Stored entries

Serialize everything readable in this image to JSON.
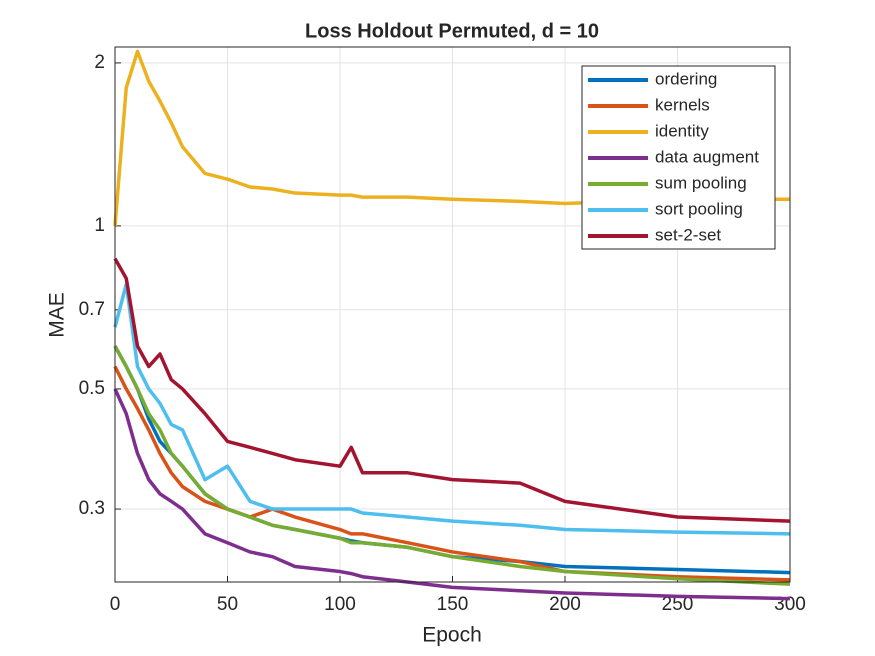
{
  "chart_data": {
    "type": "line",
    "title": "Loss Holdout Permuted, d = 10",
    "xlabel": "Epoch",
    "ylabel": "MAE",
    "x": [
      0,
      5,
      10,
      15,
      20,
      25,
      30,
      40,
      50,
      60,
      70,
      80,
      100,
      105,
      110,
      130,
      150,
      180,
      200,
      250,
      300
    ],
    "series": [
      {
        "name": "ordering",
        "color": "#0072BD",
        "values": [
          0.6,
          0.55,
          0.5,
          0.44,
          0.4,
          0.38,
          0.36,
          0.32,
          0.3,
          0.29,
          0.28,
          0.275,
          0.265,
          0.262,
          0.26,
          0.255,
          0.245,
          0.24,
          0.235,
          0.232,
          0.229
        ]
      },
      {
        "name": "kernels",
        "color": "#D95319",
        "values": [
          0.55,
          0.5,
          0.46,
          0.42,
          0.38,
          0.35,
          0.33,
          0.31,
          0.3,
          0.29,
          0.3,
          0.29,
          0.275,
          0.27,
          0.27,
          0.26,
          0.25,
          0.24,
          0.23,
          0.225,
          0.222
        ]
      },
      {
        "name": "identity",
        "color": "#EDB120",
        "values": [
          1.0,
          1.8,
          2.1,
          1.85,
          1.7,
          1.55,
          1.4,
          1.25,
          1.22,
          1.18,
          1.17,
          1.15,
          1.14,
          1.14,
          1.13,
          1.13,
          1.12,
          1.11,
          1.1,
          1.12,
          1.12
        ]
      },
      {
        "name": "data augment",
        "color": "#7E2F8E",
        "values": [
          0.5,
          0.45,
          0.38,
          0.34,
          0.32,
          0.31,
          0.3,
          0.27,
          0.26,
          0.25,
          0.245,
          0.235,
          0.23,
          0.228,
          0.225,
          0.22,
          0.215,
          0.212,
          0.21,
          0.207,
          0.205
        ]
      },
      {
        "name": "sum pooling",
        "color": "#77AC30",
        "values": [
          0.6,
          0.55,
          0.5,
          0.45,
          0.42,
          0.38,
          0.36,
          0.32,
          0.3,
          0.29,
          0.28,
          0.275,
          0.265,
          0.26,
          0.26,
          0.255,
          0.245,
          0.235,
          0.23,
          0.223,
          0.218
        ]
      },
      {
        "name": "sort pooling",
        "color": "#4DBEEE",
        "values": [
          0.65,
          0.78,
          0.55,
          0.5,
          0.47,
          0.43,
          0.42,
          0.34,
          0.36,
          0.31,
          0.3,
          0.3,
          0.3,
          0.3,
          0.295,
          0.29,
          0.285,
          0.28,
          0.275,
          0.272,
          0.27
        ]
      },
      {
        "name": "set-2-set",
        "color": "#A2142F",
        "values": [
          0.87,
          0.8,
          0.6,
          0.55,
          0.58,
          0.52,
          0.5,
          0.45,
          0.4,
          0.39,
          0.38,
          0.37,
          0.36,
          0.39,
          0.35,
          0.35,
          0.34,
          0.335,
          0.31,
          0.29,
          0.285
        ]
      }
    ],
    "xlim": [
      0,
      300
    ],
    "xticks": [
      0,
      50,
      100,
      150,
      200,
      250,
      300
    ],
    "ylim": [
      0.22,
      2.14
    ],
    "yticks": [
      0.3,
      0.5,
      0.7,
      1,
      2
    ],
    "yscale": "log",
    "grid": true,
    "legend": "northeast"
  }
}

* * *

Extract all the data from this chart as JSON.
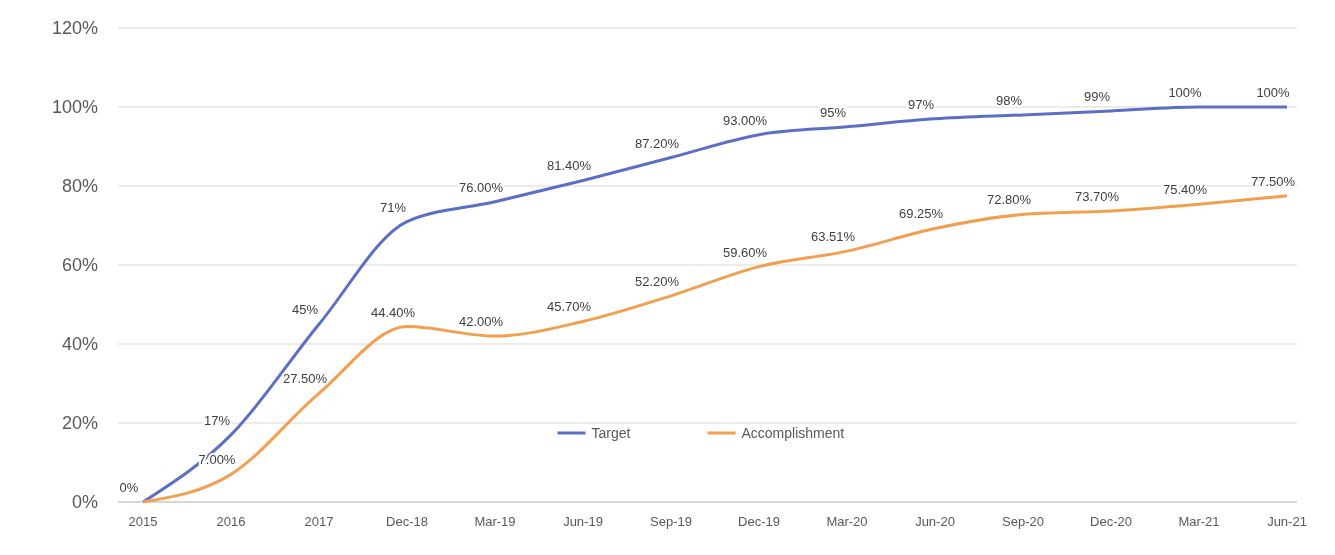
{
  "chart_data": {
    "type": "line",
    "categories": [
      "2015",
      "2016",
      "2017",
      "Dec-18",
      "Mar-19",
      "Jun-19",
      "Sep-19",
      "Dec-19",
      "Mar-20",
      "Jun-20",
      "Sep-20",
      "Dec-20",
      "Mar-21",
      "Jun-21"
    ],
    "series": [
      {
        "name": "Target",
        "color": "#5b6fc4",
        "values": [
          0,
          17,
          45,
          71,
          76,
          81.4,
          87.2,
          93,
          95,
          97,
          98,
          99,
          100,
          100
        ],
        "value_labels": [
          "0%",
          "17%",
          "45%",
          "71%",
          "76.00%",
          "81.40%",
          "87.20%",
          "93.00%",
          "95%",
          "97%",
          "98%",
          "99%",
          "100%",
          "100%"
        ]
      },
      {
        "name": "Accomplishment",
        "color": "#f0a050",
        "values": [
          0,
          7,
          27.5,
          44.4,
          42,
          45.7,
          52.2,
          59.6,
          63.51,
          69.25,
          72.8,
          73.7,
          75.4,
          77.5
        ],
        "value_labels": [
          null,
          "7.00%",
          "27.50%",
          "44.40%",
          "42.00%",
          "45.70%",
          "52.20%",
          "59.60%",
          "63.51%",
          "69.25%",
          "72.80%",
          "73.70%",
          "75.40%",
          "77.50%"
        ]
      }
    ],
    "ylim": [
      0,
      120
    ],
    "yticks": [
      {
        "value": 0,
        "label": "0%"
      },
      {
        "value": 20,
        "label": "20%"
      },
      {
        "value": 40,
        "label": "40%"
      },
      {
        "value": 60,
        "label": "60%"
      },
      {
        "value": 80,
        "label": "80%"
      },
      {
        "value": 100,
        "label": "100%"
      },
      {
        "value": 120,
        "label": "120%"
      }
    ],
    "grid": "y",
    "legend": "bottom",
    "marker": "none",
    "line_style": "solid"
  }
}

--

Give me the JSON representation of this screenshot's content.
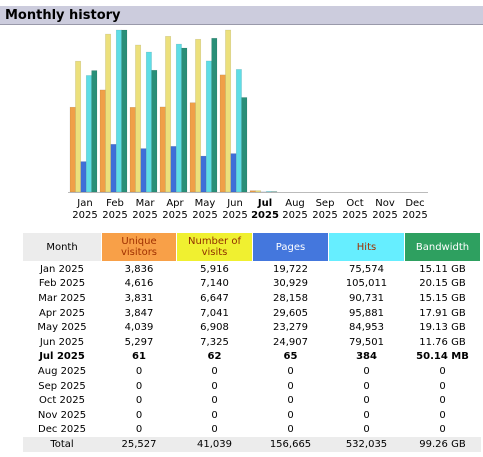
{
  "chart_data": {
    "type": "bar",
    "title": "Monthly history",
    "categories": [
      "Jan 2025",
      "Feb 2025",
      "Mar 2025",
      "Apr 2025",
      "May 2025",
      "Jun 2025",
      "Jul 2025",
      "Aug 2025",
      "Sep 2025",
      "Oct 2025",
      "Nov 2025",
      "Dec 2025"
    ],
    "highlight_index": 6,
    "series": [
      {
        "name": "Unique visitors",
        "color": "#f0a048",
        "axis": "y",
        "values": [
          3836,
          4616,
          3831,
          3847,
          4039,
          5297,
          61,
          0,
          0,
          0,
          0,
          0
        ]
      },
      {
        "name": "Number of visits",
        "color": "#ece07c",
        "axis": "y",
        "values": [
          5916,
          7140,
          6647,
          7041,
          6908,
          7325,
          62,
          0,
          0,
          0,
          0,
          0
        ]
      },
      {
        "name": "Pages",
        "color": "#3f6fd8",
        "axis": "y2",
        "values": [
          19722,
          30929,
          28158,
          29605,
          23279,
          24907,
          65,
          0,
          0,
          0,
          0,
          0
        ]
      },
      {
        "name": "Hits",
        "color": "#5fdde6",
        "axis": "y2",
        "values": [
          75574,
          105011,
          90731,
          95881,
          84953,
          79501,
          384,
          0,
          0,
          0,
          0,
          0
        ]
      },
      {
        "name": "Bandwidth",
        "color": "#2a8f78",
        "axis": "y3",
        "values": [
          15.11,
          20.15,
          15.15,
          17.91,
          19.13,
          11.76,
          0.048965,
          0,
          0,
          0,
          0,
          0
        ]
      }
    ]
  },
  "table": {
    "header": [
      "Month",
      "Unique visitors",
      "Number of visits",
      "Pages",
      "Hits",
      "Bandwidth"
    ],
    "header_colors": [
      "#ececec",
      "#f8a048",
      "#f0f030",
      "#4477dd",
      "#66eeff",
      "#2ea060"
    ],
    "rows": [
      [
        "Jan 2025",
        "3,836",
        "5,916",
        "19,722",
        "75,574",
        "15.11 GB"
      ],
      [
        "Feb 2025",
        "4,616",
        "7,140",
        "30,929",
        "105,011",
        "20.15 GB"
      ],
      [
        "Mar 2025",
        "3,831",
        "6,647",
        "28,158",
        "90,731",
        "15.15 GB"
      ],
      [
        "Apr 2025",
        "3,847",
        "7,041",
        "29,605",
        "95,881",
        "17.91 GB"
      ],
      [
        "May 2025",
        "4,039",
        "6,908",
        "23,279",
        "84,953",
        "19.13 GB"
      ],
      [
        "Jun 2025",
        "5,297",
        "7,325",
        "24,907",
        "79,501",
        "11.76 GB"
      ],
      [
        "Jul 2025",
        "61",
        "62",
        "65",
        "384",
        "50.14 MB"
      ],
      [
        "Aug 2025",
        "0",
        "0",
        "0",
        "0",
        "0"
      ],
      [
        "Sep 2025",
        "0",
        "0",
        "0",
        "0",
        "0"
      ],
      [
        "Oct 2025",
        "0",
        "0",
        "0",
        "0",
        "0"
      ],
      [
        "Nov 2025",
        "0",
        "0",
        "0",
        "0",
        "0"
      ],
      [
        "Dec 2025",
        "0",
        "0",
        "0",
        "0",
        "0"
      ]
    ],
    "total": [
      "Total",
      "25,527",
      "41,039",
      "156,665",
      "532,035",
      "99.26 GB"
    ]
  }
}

### What the task requires
Show every line of the listing in which the string "this" can be found.

### The reply
Serialize everything readable in this image to JSON.
Extract all the data from this chart as JSON.
Give me the JSON representation of this screenshot's content.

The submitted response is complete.